Exercise goal: Give back exactly the lines that run from the line containing "Parse this screenshot: output" through the end of the listing below. Leave out every other line.

Excerpted records:
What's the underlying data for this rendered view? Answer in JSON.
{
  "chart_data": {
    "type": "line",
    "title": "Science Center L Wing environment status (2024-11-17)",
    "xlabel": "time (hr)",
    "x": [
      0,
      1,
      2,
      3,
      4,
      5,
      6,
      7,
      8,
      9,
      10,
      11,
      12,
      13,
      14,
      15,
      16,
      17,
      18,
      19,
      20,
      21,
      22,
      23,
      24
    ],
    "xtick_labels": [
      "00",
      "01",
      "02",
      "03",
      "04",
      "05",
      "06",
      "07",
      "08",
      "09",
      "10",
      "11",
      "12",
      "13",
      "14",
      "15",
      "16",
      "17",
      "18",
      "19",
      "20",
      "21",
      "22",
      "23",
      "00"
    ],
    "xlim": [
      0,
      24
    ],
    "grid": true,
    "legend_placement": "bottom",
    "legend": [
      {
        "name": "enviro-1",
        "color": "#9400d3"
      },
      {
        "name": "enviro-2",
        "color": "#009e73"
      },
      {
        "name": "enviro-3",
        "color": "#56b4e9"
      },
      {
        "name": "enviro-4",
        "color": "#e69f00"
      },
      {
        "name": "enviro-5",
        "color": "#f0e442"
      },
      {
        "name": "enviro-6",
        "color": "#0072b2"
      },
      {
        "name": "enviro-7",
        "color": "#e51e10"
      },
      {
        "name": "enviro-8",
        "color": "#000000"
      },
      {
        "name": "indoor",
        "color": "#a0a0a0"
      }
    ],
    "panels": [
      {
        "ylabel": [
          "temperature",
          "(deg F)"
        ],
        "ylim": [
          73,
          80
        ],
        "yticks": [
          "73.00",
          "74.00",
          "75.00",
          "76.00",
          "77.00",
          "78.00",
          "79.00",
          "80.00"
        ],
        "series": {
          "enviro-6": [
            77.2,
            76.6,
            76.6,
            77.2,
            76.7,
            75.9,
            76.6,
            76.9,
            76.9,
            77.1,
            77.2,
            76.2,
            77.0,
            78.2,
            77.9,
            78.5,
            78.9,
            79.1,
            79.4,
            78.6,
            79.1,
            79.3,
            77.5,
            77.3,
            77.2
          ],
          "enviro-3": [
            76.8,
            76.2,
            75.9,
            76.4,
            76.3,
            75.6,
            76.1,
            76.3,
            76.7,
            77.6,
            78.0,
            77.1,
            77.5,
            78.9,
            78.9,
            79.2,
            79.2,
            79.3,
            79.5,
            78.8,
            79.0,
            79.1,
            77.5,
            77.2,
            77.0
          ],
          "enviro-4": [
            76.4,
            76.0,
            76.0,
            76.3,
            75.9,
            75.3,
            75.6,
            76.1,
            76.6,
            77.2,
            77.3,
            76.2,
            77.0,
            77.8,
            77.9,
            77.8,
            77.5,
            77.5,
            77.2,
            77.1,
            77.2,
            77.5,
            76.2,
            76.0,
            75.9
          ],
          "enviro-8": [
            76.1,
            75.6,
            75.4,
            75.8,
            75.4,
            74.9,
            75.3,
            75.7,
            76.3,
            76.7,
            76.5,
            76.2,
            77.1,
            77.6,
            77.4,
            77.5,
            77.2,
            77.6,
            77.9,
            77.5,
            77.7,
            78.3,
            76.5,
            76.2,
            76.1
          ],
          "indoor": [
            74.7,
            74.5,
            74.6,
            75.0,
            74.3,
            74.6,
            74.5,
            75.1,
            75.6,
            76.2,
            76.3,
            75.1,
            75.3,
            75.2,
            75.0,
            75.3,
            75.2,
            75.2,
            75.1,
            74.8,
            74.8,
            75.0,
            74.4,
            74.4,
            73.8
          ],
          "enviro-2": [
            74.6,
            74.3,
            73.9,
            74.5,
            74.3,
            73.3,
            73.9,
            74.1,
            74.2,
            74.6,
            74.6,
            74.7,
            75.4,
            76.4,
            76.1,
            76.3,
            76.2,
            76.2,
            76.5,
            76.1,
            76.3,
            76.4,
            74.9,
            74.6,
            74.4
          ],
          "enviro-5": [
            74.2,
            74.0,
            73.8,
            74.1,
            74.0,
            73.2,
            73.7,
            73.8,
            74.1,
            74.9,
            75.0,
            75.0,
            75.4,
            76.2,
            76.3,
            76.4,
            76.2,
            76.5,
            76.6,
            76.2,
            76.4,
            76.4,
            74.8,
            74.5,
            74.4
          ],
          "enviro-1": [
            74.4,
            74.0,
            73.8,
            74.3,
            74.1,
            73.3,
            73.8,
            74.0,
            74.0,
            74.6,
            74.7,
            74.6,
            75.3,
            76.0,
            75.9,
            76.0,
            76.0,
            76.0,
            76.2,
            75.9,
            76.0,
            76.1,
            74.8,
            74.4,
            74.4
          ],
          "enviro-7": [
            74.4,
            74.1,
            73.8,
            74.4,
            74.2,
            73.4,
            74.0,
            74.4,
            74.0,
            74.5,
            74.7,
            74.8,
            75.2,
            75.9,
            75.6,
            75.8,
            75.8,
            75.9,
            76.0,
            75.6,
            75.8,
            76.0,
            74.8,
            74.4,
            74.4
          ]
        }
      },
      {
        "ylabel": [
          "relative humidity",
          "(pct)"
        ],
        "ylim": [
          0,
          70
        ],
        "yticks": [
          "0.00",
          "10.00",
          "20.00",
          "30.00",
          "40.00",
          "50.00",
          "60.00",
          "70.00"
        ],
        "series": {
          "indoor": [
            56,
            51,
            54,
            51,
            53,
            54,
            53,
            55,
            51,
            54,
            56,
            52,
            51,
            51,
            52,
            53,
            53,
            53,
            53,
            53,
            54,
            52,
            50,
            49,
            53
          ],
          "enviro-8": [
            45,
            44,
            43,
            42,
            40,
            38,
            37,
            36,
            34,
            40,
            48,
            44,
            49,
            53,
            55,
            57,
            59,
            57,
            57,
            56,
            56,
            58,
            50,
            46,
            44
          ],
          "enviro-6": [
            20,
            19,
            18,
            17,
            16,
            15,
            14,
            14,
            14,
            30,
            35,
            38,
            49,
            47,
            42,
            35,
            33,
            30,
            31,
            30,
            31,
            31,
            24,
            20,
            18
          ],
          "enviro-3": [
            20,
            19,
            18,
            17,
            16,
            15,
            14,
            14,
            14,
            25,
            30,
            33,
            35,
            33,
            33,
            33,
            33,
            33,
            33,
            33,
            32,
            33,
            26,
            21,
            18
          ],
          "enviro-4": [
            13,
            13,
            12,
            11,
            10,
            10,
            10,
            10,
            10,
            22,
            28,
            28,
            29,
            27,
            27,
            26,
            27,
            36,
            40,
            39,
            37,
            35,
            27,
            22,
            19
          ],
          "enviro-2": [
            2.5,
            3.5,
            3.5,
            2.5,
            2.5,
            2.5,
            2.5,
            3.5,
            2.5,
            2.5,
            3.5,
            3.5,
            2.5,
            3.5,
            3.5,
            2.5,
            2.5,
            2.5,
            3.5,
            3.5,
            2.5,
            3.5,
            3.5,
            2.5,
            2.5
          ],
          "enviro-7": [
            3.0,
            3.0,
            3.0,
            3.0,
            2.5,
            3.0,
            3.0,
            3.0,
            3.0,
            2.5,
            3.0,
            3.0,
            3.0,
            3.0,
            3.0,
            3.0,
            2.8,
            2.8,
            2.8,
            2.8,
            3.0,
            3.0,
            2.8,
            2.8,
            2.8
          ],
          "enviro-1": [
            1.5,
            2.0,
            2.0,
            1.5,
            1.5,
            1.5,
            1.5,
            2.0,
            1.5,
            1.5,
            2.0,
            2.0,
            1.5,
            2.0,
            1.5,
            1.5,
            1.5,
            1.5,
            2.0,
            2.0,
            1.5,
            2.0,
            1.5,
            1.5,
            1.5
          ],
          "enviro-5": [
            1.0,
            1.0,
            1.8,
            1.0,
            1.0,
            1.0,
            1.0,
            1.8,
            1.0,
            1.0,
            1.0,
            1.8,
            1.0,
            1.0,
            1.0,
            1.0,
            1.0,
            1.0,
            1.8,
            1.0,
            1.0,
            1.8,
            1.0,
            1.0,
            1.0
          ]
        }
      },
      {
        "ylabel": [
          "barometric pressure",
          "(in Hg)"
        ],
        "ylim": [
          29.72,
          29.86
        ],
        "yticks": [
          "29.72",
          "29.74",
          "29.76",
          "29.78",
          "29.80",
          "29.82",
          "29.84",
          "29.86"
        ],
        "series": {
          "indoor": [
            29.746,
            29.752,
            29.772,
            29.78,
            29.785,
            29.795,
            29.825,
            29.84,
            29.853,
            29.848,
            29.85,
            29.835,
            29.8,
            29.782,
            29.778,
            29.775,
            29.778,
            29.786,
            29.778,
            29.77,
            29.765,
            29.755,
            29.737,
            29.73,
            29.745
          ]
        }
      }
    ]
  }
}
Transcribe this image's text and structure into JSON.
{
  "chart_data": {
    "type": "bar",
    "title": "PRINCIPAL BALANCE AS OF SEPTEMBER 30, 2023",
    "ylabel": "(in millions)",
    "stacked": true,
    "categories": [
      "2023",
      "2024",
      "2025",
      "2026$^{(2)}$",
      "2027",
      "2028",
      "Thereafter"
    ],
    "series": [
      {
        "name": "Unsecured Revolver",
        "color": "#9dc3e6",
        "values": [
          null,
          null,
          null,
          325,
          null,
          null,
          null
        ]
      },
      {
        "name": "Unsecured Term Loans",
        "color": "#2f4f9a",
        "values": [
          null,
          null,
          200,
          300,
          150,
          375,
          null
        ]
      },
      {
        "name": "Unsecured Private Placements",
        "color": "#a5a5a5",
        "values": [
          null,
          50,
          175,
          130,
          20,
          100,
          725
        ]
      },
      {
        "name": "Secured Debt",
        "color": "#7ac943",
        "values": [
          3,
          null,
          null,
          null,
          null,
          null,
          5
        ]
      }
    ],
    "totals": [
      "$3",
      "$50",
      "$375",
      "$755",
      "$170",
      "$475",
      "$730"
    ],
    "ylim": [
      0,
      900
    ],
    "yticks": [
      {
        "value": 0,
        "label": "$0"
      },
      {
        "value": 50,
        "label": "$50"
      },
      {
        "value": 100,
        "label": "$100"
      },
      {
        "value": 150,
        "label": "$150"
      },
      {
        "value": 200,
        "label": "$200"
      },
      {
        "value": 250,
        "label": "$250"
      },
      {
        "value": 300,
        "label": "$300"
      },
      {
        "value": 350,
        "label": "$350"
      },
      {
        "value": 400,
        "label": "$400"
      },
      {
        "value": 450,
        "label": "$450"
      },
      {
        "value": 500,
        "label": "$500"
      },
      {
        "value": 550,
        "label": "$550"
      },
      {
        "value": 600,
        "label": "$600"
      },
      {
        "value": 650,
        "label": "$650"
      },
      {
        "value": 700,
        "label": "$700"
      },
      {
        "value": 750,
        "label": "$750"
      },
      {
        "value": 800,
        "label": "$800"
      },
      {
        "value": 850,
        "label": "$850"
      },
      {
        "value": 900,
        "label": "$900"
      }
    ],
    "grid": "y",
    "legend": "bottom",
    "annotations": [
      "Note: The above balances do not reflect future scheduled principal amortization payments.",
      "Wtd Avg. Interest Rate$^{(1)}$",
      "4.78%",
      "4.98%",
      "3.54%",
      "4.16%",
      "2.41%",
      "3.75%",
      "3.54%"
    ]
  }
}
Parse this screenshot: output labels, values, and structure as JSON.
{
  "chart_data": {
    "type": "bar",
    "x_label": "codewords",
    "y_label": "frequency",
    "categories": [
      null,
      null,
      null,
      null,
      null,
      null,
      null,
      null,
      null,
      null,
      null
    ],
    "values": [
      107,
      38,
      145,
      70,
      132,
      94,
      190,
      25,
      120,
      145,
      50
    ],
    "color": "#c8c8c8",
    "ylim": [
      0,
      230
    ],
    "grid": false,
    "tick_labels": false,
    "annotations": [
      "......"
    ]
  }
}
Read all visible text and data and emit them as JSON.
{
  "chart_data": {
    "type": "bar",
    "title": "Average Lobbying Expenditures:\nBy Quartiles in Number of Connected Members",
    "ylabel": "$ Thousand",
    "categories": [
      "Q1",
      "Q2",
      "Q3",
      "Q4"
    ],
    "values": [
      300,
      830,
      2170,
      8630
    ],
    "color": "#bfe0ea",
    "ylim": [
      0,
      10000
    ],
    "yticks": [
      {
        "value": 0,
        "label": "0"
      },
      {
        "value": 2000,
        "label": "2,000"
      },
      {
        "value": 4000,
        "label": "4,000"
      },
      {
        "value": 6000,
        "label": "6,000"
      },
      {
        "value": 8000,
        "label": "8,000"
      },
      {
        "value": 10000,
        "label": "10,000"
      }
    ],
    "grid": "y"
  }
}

Answer to the exercise:
Parse this screenshot: output labels, values, and structure as JSON.
{
  "chart_data": {
    "type": "bar",
    "x_label": "codewords",
    "y_label": "frequency",
    "categories": [
      null,
      null,
      null,
      null,
      null,
      null,
      null,
      null,
      null,
      null,
      null
    ],
    "values": [
      107,
      38,
      145,
      70,
      132,
      94,
      190,
      25,
      120,
      145,
      50
    ],
    "color": "#c8c8c8",
    "ylim": [
      0,
      230
    ],
    "grid": false,
    "tick_labels": false,
    "annotations": [
      "......"
    ]
  }
}
Read all visible text and data and emit them as JSON.
{
  "chart_data": {
    "type": "bar",
    "title": "Average Lobbying Expenditures:\nBy Quartiles in Number of Connected Members",
    "ylabel": "$ Thousand",
    "categories": [
      "Q1",
      "Q2",
      "Q3",
      "Q4"
    ],
    "values": [
      300,
      830,
      2170,
      8630
    ],
    "color": "#bfe0ea",
    "ylim": [
      0,
      10000
    ],
    "yticks": [
      {
        "value": 0,
        "label": "0"
      },
      {
        "value": 2000,
        "label": "2,000"
      },
      {
        "value": 4000,
        "label": "4,000"
      },
      {
        "value": 6000,
        "label": "6,000"
      },
      {
        "value": 8000,
        "label": "8,000"
      },
      {
        "value": 10000,
        "label": "10,000"
      }
    ],
    "grid": "y"
  }
}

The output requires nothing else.